[Extracted data entries]
★ ★ ★ ★

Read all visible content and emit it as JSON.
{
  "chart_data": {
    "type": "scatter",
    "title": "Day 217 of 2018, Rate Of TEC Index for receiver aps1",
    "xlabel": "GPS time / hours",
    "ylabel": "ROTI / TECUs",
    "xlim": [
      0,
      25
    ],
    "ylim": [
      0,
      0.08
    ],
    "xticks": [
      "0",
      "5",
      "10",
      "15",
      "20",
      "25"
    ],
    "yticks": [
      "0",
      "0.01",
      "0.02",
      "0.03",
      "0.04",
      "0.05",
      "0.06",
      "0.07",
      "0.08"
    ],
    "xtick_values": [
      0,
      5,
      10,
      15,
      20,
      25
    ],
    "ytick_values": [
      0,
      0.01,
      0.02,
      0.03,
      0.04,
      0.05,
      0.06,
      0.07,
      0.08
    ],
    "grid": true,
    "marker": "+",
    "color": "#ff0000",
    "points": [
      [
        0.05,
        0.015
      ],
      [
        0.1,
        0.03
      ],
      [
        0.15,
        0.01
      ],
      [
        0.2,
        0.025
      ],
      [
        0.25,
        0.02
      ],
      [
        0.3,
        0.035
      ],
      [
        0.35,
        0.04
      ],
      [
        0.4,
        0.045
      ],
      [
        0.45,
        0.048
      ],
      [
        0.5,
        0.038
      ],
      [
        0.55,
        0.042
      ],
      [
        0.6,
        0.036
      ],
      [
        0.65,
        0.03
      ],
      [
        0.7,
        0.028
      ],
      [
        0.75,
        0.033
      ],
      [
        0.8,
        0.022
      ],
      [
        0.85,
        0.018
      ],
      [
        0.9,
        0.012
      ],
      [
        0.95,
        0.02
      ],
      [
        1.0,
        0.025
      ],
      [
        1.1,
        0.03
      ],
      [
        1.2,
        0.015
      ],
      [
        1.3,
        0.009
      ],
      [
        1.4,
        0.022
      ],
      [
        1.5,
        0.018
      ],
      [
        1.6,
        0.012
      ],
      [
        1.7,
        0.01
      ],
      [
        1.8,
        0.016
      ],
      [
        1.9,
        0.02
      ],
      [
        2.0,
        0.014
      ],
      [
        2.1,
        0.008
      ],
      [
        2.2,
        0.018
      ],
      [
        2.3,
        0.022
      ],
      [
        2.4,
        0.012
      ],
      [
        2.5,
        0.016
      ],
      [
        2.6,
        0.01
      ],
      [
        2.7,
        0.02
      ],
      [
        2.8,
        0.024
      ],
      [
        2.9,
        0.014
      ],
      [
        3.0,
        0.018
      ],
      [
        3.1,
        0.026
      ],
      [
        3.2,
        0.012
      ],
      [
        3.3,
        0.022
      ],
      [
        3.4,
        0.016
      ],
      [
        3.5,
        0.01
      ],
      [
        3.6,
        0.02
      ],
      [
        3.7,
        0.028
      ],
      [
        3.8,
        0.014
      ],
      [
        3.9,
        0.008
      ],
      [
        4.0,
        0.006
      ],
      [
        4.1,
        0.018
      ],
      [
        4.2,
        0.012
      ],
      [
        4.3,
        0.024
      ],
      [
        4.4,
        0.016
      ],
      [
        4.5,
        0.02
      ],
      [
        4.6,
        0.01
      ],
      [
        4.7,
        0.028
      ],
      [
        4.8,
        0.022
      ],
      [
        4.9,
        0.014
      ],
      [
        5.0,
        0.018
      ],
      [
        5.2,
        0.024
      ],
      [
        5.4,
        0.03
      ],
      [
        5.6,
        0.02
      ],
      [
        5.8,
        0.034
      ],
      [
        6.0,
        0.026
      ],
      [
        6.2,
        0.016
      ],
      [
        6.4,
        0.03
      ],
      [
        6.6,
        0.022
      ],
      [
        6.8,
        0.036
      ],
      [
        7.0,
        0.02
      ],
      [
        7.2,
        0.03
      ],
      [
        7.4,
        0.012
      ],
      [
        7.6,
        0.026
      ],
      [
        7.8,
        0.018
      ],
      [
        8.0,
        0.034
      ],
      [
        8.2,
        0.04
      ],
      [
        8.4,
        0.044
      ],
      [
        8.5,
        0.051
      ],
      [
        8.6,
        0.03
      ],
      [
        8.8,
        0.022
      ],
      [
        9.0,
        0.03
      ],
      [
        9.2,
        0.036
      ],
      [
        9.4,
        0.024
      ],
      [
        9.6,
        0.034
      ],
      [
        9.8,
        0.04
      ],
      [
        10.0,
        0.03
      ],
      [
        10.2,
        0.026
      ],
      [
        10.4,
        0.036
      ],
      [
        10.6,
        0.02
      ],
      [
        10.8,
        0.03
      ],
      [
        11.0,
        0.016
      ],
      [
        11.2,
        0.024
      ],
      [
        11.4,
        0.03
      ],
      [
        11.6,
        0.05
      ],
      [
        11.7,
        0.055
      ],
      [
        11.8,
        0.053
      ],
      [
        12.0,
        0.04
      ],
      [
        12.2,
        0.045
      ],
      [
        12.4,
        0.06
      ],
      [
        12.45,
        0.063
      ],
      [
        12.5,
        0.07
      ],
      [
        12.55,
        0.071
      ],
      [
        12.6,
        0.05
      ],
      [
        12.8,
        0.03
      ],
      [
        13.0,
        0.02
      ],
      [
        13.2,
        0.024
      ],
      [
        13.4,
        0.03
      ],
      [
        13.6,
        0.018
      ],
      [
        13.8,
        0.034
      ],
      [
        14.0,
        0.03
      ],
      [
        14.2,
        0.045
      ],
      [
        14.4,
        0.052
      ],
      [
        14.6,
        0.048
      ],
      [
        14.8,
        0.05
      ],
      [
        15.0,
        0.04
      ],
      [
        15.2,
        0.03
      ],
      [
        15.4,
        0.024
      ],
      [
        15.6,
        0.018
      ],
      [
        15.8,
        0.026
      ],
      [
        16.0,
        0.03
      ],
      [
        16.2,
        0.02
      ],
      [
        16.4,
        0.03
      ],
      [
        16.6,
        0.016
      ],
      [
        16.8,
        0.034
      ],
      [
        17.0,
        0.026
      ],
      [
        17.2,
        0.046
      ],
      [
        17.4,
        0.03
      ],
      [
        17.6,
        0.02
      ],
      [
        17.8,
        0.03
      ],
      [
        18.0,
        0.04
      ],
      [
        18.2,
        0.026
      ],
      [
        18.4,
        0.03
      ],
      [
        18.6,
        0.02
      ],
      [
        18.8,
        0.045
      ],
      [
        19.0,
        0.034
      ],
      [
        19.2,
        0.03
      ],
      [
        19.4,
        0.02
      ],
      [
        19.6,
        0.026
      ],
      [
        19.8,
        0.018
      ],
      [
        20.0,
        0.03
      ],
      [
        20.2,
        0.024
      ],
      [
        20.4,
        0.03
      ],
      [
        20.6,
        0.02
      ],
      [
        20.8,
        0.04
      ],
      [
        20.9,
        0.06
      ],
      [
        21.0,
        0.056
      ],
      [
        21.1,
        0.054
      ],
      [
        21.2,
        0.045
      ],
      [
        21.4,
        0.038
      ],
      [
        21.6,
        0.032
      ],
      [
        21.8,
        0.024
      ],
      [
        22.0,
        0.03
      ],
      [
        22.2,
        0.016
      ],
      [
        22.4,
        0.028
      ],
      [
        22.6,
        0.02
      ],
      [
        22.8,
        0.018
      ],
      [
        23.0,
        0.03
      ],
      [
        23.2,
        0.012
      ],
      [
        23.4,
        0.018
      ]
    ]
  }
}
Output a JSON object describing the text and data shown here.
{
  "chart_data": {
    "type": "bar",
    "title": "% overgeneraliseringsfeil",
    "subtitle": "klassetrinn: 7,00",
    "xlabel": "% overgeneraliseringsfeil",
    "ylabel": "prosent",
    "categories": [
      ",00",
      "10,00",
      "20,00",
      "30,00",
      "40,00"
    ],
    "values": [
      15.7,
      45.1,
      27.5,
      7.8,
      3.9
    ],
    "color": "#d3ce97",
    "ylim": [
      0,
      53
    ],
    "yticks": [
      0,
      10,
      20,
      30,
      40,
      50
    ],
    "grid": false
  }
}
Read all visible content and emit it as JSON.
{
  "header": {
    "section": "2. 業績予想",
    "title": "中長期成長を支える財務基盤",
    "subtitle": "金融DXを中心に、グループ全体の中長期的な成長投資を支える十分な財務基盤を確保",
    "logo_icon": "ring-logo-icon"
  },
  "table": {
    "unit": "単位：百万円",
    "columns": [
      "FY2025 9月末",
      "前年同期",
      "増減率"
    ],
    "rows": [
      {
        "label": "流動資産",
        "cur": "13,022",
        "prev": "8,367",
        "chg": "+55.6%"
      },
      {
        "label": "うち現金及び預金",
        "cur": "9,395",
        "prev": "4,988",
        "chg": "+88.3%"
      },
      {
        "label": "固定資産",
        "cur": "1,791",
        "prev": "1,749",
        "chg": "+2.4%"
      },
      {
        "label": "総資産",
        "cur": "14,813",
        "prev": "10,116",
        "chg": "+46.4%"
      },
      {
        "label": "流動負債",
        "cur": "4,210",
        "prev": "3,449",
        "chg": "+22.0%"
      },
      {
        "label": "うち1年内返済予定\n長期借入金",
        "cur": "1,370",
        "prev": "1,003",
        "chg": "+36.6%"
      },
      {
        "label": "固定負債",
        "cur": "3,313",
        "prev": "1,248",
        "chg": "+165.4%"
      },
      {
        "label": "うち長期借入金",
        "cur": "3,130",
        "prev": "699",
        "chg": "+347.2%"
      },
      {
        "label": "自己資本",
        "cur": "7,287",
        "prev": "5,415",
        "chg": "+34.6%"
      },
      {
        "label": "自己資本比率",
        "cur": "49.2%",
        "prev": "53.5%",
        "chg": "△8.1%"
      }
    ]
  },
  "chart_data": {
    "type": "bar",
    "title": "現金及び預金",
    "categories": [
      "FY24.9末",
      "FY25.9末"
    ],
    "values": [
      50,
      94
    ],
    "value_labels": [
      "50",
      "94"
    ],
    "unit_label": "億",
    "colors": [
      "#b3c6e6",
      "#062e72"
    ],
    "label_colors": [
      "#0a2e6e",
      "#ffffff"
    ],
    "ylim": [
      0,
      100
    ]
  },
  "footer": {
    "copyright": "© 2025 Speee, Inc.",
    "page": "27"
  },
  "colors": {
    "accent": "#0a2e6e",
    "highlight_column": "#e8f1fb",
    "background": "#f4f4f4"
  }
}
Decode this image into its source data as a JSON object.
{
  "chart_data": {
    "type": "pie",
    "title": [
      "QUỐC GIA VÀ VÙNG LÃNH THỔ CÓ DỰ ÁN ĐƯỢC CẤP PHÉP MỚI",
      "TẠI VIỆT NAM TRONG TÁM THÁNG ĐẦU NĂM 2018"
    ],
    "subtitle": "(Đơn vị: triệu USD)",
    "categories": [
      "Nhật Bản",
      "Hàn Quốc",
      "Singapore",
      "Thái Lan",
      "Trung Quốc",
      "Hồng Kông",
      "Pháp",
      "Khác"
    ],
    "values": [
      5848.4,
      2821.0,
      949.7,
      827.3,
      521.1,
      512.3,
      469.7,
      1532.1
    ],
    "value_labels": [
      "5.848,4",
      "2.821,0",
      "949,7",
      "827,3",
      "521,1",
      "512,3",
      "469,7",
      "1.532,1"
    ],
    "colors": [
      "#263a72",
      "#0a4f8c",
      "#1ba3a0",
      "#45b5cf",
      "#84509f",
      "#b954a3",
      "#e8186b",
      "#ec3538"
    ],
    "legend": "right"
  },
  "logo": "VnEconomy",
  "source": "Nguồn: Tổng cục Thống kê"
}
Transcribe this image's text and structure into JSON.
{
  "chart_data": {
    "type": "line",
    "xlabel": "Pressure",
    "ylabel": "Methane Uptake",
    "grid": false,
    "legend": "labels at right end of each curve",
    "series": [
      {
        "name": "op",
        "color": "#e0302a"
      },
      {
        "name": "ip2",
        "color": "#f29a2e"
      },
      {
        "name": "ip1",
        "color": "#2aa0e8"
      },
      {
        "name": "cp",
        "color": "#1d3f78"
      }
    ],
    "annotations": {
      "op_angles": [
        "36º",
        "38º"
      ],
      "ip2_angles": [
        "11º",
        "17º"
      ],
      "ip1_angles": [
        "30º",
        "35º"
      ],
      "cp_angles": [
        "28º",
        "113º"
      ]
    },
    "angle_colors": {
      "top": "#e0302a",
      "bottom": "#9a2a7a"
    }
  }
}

★ ★ ★ ★

- **TO BE DONE**:
Which lines hold the word "type"? Copy all of them.

- **RESPONSE TO THIS TASK**:
    "type": "scatter",
    "type": "bar",
    "type": "bar",
    "type": "pie",
    "type": "line",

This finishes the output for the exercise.